Task instructions. Each line that includes the string "some" counts once; give the total and nothing else.
— begin Data to process —
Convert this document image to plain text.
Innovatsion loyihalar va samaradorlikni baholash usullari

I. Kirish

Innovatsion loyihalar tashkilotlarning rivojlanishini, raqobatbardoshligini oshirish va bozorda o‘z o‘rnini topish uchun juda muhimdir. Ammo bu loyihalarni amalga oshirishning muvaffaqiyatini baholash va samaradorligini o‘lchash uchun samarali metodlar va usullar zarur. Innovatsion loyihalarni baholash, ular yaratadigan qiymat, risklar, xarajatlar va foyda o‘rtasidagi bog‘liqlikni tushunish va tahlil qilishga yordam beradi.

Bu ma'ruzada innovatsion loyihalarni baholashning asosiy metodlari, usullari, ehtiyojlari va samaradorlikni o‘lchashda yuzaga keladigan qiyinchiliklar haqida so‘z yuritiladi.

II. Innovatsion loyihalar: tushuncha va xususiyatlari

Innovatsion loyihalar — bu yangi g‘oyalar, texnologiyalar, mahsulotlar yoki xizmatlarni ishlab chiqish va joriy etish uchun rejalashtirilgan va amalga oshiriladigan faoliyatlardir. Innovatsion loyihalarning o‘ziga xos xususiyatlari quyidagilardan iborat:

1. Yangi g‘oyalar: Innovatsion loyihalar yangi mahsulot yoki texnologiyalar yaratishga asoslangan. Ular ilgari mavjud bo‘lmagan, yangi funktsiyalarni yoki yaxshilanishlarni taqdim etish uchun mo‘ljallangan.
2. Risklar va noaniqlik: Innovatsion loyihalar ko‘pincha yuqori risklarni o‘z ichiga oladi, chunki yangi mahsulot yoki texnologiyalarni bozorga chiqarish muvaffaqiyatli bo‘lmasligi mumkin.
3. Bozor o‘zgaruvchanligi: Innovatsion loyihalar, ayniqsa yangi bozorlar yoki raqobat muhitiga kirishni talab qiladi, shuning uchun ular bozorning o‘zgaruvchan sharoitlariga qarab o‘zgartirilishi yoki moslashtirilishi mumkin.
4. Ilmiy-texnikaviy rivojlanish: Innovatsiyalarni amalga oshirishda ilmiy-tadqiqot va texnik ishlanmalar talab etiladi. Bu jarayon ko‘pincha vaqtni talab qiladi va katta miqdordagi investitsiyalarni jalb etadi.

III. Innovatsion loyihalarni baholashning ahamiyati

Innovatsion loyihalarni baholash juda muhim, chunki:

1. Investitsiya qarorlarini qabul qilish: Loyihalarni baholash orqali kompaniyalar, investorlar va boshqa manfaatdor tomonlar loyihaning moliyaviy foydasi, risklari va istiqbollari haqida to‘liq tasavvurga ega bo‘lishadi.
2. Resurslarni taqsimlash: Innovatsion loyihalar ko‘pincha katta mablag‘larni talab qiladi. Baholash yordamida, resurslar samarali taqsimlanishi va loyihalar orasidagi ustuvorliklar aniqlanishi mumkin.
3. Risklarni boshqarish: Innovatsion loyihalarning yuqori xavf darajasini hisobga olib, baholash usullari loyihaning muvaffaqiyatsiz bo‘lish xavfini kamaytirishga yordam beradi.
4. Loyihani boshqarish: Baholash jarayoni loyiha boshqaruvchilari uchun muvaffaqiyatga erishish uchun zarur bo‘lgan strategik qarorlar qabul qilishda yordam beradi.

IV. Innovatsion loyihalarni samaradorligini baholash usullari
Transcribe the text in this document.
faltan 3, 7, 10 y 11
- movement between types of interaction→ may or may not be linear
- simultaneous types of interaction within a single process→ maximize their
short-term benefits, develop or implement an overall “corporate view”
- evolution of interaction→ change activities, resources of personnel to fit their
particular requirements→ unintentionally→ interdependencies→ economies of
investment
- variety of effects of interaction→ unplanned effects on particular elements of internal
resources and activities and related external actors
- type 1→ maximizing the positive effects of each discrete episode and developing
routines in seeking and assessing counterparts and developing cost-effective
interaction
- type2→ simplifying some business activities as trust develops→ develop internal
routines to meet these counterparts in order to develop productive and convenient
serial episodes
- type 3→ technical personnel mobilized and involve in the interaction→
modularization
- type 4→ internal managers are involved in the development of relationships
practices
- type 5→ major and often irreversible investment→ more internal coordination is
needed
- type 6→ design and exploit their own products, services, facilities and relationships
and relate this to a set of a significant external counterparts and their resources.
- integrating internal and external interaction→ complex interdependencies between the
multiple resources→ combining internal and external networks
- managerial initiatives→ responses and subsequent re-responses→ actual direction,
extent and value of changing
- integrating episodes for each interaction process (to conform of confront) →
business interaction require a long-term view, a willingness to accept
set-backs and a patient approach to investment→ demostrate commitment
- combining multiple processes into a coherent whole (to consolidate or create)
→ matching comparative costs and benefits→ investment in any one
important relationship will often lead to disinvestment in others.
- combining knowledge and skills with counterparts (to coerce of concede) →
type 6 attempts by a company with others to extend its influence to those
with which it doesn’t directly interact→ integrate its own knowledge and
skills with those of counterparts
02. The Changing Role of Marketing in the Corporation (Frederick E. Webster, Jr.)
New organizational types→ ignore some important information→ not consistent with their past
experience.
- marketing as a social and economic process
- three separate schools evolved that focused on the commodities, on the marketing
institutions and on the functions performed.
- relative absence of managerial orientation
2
— end Data to process —
Task response. 2